Case
Silverwood v Willow Oak Developments Limited (t/a Windsor Recruitment)
Issues
(1)Contracts of Employment;
(2)Variation;
(3)Restrictive Covenants.
Facts
The employer, a staff recruitment company, had suffered from competitors poaching its staff. In order to remedy this problem, the employer insisted that its employees should accept new contracts which included tighter restrictive covenants. Several employees refused to sign the new contracts and accordingly were dismissed.
They made claims of unfair dismissal. At the hearing, the Tribunal had to consider whether there was a fair reason in law for the dismissals under the category of “some other substantial reason”. It accepted that tighter restrictive covenants were necessary if the employer was to prevent the poaching of its staff. However, the Tribunal then found the suggested covenants to be unreasonably wide and were therefore unenforceable. The Tribunal therefore found that there was not “some other substantial reason” to justify the dismissals and, in any event, it would have found the dismissals to have been procedurally unfair due to the lack of consultation. The decision was appealed to the Employment Appeal Tribunal (EAT).

■ Written instruction ■
Extend the summary of the Silverwood v Willow Oak Developments case, picking up right after its final sentence.

(Stored records)
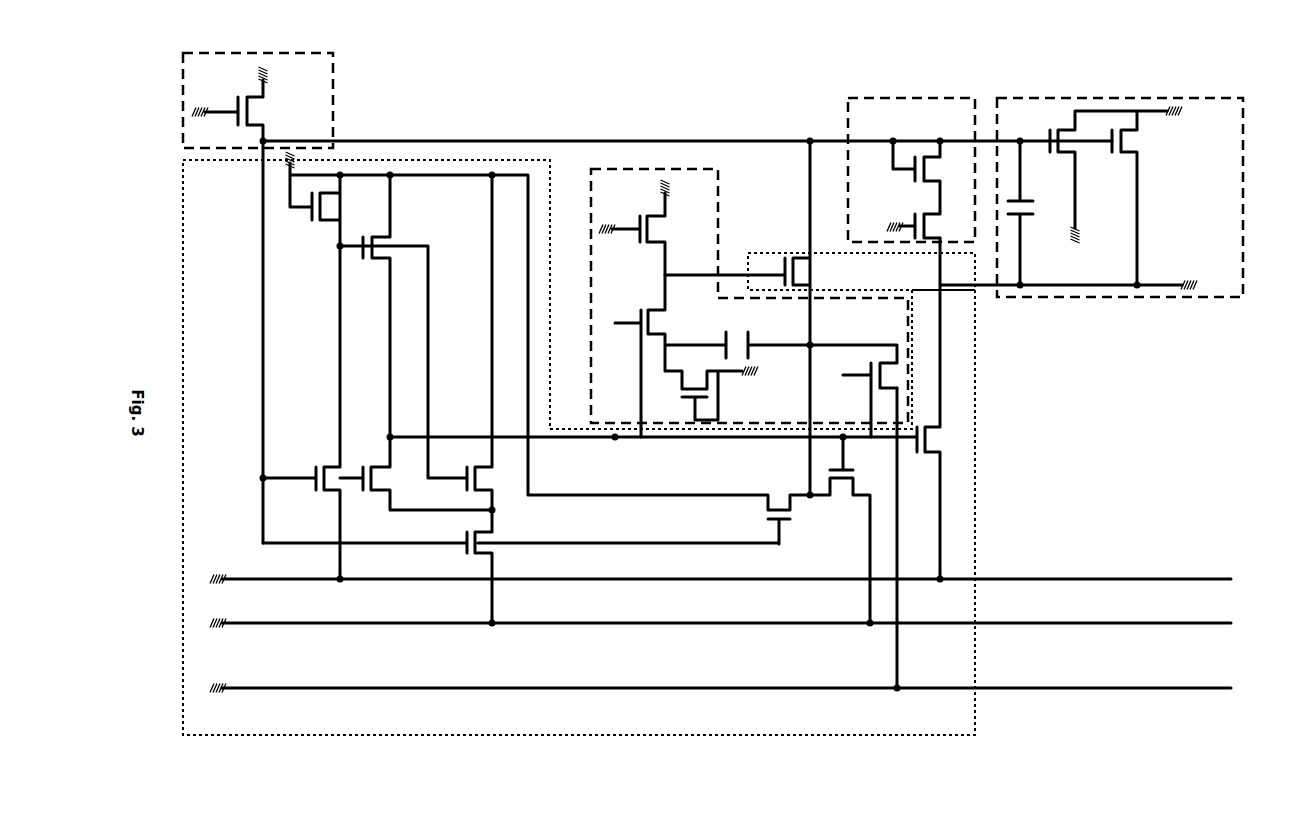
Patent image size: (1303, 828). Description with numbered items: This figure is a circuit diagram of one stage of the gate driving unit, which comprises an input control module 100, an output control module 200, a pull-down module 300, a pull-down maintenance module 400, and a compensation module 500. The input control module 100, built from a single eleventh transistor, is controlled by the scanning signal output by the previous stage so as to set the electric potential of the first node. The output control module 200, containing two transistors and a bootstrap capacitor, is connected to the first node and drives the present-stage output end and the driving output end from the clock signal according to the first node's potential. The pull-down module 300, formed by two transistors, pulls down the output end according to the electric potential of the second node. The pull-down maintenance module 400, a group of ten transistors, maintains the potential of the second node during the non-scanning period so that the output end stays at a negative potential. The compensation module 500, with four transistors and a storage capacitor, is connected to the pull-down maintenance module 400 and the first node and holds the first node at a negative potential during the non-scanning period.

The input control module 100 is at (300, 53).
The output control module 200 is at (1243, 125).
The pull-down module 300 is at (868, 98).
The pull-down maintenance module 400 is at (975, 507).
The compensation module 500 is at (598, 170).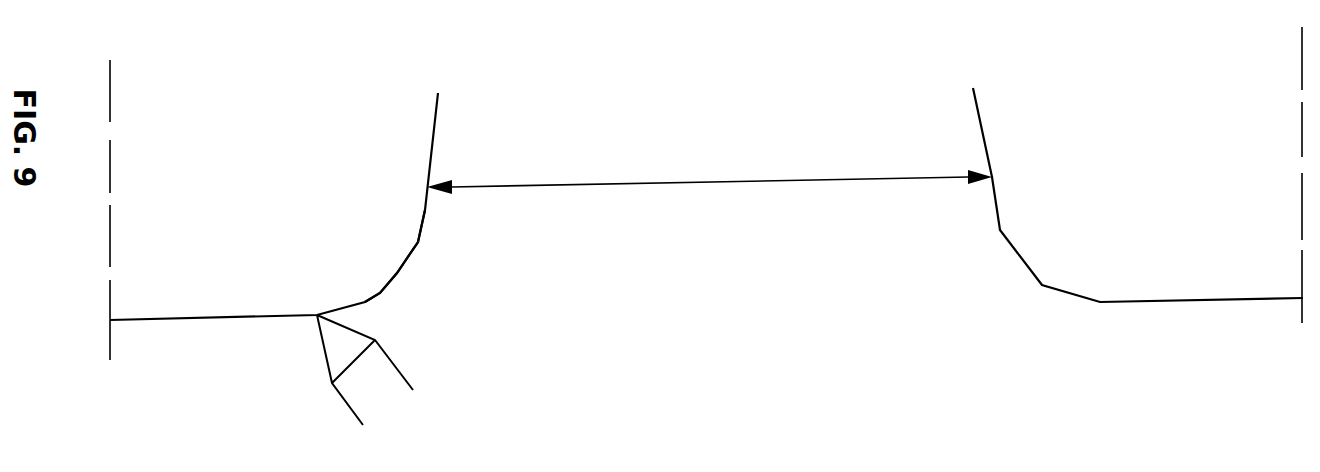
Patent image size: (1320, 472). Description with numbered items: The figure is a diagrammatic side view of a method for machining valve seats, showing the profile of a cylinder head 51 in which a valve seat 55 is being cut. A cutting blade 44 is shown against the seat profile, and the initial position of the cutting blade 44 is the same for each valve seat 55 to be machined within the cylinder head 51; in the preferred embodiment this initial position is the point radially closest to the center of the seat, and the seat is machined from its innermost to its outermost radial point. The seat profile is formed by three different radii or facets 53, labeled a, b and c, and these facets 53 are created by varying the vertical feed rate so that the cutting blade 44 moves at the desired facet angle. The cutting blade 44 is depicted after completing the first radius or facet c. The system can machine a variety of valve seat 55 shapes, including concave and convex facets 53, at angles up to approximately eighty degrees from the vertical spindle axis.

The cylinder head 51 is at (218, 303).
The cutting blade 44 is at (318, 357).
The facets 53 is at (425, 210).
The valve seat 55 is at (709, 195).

■ Final result ■
Decision
The EAT affirmed the Tribunal’s original decision but on different grounds. The dismissals could have been made on the grounds of “some other substantial reason” if the employer could show that the reason for the dismissal (in this case the refusal to sign the new contracts) could amount to “some other substantial reason” (i.e. because they were there to prevent the poaching of staff). This will be a potentially fair reason for dismissal unless the employer acts capriciously or uses it as an excuse to dismiss.
The EAT went on to say that the next step for a Tribunal would be to ascertain whether the dismissal was in fact fair. It is at this point that the reasonableness of insisting on the new terms should be considered and in this context that will include an assessment of whether the covenants were reasonable.
The Tribunal’s conclusion of unfair dismissal was upheld because the EAT considered that the Tribunal would have held the dismissals to be procedurally unfair in any event because of lack of consultation.
Comments
This case confirms that Tribunals must go through three separate steps when considering the fairness of dismissals made for “some other substantial reason” on the ground of business need. The Tribunal must identify the business need and then ascertain whether the term is reasonable and finally check that the employer had followed the proper procedures.
Whilst the employer had good reason for changing its terms, it had failed to implement a reasonable new clause with proper consultation. The dismissal would be unfair on a procedural basis.
Rachel Billen – Associate Solicitor, Commercial Department at Veitch Penny.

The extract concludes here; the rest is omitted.